◆ **EXERCISE**: In the records that follow, locate every line with "left" and extract it.

◆ **DATA EXTRACT**:
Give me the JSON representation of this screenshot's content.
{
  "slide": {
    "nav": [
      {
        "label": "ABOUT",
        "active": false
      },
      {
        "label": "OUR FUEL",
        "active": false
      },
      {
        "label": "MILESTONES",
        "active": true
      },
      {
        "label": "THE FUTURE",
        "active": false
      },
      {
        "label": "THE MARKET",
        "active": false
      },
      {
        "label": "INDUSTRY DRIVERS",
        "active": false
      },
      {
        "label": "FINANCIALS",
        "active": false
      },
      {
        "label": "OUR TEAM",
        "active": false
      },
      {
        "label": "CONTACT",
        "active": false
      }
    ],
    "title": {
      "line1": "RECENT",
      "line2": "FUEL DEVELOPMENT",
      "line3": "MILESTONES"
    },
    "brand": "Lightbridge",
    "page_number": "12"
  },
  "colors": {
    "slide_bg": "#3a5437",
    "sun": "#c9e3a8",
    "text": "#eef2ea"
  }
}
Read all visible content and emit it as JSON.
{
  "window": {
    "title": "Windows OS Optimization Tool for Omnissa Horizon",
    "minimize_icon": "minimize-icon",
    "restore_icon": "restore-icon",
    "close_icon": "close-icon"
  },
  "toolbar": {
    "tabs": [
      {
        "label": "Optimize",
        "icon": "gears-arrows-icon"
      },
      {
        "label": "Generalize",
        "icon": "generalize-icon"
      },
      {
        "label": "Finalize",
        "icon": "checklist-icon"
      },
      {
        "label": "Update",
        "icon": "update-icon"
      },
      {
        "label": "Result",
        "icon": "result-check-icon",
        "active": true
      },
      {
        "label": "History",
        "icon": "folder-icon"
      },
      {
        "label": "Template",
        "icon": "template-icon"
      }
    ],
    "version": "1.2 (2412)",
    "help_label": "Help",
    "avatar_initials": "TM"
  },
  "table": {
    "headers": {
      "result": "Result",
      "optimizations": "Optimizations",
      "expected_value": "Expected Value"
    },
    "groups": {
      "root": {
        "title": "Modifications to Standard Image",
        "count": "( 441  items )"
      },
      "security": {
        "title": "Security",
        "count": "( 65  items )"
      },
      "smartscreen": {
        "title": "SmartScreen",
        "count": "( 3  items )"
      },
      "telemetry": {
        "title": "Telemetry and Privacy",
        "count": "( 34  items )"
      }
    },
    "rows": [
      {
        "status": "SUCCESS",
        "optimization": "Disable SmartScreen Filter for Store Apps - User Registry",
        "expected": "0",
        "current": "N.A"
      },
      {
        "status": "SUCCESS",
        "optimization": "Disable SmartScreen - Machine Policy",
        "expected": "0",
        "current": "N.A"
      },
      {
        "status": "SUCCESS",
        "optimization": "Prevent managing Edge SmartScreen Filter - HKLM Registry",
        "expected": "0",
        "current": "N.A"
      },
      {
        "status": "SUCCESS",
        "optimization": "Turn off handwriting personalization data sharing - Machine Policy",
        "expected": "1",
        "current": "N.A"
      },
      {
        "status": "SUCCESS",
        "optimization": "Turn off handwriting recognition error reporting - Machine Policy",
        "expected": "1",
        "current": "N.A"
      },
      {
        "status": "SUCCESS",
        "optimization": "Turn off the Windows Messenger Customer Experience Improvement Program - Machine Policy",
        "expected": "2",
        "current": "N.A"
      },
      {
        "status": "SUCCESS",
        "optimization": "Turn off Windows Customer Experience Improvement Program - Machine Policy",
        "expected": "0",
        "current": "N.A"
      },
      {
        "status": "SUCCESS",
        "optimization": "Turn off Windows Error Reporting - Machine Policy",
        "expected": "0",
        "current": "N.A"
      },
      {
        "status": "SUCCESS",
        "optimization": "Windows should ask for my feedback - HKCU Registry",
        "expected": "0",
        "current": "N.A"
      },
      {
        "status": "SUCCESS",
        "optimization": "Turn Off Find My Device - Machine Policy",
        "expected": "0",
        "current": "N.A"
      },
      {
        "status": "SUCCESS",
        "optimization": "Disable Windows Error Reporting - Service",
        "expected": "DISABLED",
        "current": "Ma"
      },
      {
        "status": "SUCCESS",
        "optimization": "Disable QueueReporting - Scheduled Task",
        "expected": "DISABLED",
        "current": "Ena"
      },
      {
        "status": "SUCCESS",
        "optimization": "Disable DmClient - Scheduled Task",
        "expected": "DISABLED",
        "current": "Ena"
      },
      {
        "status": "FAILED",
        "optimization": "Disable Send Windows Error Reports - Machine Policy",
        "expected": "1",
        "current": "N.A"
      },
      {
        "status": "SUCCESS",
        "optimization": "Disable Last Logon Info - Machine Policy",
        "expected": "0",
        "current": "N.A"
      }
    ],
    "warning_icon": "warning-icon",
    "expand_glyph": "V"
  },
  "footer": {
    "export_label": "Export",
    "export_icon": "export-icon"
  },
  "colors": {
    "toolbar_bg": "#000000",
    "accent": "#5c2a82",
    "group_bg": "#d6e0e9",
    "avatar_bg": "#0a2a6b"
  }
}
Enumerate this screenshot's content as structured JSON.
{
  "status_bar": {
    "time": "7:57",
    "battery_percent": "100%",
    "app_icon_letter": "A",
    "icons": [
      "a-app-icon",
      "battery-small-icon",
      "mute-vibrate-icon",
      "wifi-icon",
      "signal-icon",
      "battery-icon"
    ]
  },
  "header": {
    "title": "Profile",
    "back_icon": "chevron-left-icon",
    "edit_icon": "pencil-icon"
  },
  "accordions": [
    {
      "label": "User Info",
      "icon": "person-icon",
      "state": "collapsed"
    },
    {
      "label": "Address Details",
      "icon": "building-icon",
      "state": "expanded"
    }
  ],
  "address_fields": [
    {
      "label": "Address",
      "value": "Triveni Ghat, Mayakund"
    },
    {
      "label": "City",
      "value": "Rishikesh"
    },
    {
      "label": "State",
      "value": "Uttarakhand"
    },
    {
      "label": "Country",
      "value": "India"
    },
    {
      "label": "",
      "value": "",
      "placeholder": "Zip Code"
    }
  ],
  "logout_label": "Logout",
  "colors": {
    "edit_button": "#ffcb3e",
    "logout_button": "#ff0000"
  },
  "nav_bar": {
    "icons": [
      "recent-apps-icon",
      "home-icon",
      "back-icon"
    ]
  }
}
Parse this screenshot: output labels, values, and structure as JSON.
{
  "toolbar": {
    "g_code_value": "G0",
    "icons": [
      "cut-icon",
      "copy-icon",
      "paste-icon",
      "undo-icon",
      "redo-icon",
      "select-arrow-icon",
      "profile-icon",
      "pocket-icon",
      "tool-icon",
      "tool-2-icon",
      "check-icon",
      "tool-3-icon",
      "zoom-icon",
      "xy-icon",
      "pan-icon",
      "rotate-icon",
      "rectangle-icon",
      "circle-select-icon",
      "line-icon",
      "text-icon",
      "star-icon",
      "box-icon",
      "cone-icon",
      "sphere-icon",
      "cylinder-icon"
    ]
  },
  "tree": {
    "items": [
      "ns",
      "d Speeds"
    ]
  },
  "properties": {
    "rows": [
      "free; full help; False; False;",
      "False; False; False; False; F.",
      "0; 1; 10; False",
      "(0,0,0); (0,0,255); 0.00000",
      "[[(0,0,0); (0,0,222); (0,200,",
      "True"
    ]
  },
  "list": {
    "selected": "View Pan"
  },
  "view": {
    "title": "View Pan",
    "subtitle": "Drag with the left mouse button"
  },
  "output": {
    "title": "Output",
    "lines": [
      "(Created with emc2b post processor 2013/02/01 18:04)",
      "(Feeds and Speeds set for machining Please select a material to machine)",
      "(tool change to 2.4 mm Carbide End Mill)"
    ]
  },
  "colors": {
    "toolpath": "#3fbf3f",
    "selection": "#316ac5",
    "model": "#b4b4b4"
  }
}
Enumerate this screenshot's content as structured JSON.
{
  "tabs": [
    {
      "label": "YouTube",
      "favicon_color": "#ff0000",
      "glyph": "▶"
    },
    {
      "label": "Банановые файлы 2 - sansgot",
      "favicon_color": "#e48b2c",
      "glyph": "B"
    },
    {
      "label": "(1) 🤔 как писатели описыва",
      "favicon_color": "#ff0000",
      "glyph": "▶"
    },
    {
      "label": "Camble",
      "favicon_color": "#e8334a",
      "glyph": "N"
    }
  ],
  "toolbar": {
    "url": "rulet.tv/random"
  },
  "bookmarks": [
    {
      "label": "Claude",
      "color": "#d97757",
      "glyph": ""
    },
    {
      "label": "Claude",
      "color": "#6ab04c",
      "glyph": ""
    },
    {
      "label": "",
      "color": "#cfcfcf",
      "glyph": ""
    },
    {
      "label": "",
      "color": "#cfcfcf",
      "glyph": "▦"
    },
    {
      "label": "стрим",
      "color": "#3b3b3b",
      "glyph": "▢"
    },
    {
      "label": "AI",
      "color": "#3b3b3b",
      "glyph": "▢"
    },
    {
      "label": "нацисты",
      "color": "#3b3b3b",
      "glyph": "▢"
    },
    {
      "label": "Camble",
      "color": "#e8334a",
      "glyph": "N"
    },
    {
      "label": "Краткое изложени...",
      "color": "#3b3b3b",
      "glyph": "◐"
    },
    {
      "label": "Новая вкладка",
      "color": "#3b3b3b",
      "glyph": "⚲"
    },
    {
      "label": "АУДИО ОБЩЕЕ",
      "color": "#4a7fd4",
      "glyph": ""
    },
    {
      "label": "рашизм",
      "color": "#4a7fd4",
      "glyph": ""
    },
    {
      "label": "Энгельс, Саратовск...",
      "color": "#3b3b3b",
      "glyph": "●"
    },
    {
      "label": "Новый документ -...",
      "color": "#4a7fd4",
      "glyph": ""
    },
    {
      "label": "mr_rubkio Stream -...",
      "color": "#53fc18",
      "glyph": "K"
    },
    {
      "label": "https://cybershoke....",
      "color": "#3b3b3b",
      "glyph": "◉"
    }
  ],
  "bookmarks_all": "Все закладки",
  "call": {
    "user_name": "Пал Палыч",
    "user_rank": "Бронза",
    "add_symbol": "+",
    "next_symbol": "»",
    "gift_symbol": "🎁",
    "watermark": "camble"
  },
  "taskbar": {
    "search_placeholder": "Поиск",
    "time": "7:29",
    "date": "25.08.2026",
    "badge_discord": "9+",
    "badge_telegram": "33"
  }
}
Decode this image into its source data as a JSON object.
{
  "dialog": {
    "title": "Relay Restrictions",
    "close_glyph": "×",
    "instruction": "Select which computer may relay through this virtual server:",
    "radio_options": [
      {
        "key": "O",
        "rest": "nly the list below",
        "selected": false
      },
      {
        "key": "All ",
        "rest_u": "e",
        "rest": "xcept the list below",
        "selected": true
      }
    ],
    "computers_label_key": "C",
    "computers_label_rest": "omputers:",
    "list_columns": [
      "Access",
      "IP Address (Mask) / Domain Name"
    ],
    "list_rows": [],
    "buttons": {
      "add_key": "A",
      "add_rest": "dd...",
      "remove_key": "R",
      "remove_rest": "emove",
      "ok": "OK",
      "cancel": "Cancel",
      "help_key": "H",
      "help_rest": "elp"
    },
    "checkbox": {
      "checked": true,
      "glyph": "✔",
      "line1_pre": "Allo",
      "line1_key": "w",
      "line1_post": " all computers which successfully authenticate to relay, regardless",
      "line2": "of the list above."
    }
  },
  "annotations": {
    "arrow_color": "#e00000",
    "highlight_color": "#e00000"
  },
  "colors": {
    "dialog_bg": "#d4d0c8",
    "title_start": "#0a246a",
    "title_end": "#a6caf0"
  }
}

◆ **TASK ANSWER**:
    "back_icon": "chevron-left-icon",
    "subtitle": "Drag with the left mouse button"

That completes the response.